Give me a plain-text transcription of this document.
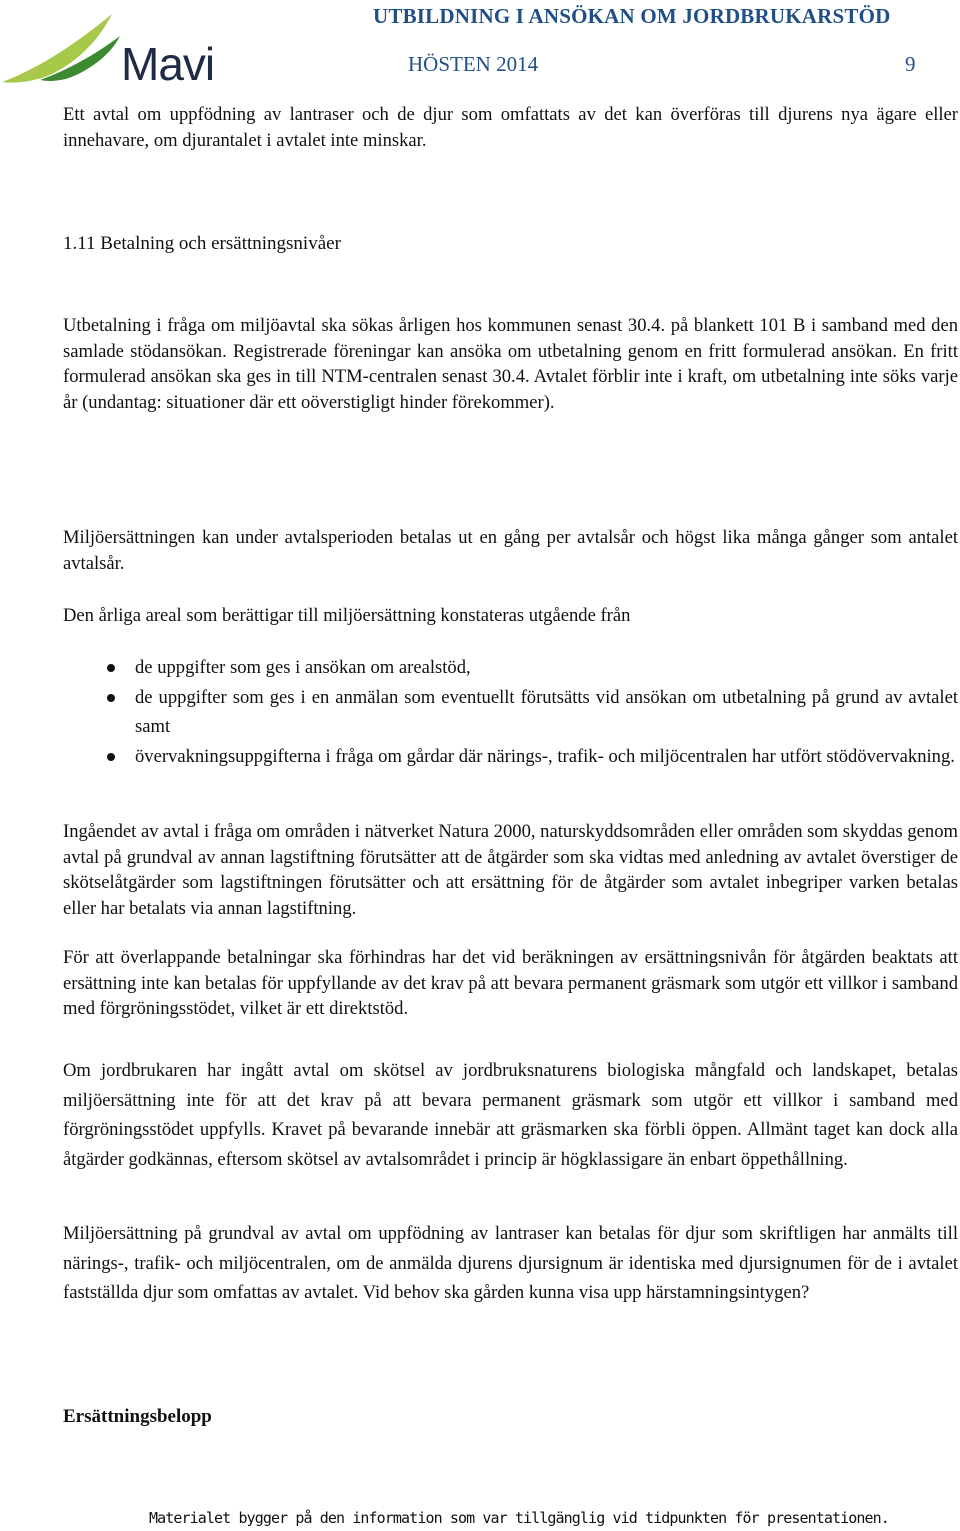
Mavi
UTBILDNING I ANSÖKAN OM JORDBRUKARSTÖD
HÖSTEN 2014	9

Ett avtal om uppfödning av lantraser och de djur som omfattats av det kan överföras till djurens nya ägare eller innehavare, om djurantalet i avtalet inte minskar.

1.11 Betalning och ersättningsnivåer

Utbetalning i fråga om miljöavtal ska sökas årligen hos kommunen senast 30.4. på blankett 101 B i samband med den samlade stödansökan. Registrerade föreningar kan ansöka om utbetalning genom en fritt formulerad ansökan. En fritt formulerad ansökan ska ges in till NTM-centralen senast 30.4. Avtalet förblir inte i kraft, om utbetalning inte söks varje år (undantag: situationer där ett oöverstigligt hinder förekommer).

Miljöersättningen kan under avtalsperioden betalas ut en gång per avtalsår och högst lika många gånger som antalet avtalsår.

Den årliga areal som berättigar till miljöersättning konstateras utgående från

de uppgifter som ges i ansökan om arealstöd,
de uppgifter som ges i en anmälan som eventuellt förutsätts vid ansökan om utbetalning på grund av avtalet samt
övervakningsuppgifterna i fråga om gårdar där närings-, trafik- och miljöcentralen har utfört stödövervakning.

Ingåendet av avtal i fråga om områden i nätverket Natura 2000, naturskyddsområden eller områden som skyddas genom avtal på grundval av annan lagstiftning förutsätter att de åtgärder som ska vidtas med anledning av avtalet överstiger de skötselåtgärder som lagstiftningen förutsätter och att ersättning för de åtgärder som avtalet inbegriper varken betalas eller har betalats via annan lagstiftning.

För att överlappande betalningar ska förhindras har det vid beräkningen av ersättningsnivån för åtgärden beaktats att ersättning inte kan betalas för uppfyllande av det krav på att bevara permanent gräsmark som utgör ett villkor i samband med förgröningsstödet, vilket är ett direktstöd.

Om jordbrukaren har ingått avtal om skötsel av jordbruksnaturens biologiska mångfald och landskapet, betalas miljöersättning inte för att det krav på att bevara permanent gräsmark som utgör ett villkor i samband med förgröningsstödet uppfylls. Kravet på bevarande innebär att gräsmarken ska förbli öppen. Allmänt taget kan dock alla åtgärder godkännas, eftersom skötsel av avtalsområdet i princip är högklassigare än enbart öppethållning.

Miljöersättning på grundval av avtal om uppfödning av lantraser kan betalas för djur som skriftligen har anmälts till närings-, trafik- och miljöcentralen, om de anmälda djurens djursignum är identiska med djursignumen för de i avtalet fastställda djur som omfattas av avtalet. Vid behov ska gården kunna visa upp härstamningsintygen?

Ersättningsbelopp
Materialet bygger på den information som var tillgänglig vid tidpunkten för presentationen.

####

## Assignment
Would you write each entry out again exactly, omitting the images?

## Result of this exercise
Give me a plain-text transcription of this document.
Mavi
UTBILDNING I ANSÖKAN OM JORDBRUKARSTÖD
HÖSTEN 2014	9

Ett avtal om uppfödning av lantraser och de djur som omfattats av det kan överföras till djurens nya ägare eller innehavare, om djurantalet i avtalet inte minskar.

1.11 Betalning och ersättningsnivåer

Utbetalning i fråga om miljöavtal ska sökas årligen hos kommunen senast 30.4. på blankett 101 B i samband med den samlade stödansökan. Registrerade föreningar kan ansöka om utbetalning genom en fritt formulerad ansökan. En fritt formulerad ansökan ska ges in till NTM-centralen senast 30.4. Avtalet förblir inte i kraft, om utbetalning inte söks varje år (undantag: situationer där ett oöverstigligt hinder förekommer).

Miljöersättningen kan under avtalsperioden betalas ut en gång per avtalsår och högst lika många gånger som antalet avtalsår.

Den årliga areal som berättigar till miljöersättning konstateras utgående från

de uppgifter som ges i ansökan om arealstöd,
de uppgifter som ges i en anmälan som eventuellt förutsätts vid ansökan om utbetalning på grund av avtalet samt
övervakningsuppgifterna i fråga om gårdar där närings-, trafik- och miljöcentralen har utfört stödövervakning.

Ingåendet av avtal i fråga om områden i nätverket Natura 2000, naturskyddsområden eller områden som skyddas genom avtal på grundval av annan lagstiftning förutsätter att de åtgärder som ska vidtas med anledning av avtalet överstiger de skötselåtgärder som lagstiftningen förutsätter och att ersättning för de åtgärder som avtalet inbegriper varken betalas eller har betalats via annan lagstiftning.

För att överlappande betalningar ska förhindras har det vid beräkningen av ersättningsnivån för åtgärden beaktats att ersättning inte kan betalas för uppfyllande av det krav på att bevara permanent gräsmark som utgör ett villkor i samband med förgröningsstödet, vilket är ett direktstöd.

Om jordbrukaren har ingått avtal om skötsel av jordbruksnaturens biologiska mångfald och landskapet, betalas miljöersättning inte för att det krav på att bevara permanent gräsmark som utgör ett villkor i samband med förgröningsstödet uppfylls. Kravet på bevarande innebär att gräsmarken ska förbli öppen. Allmänt taget kan dock alla åtgärder godkännas, eftersom skötsel av avtalsområdet i princip är högklassigare än enbart öppethållning.

Miljöersättning på grundval av avtal om uppfödning av lantraser kan betalas för djur som skriftligen har anmälts till närings-, trafik- och miljöcentralen, om de anmälda djurens djursignum är identiska med djursignumen för de i avtalet fastställda djur som omfattas av avtalet. Vid behov ska gården kunna visa upp härstamningsintygen?

Ersättningsbelopp
Materialet bygger på den information som var tillgänglig vid tidpunkten för presentationen.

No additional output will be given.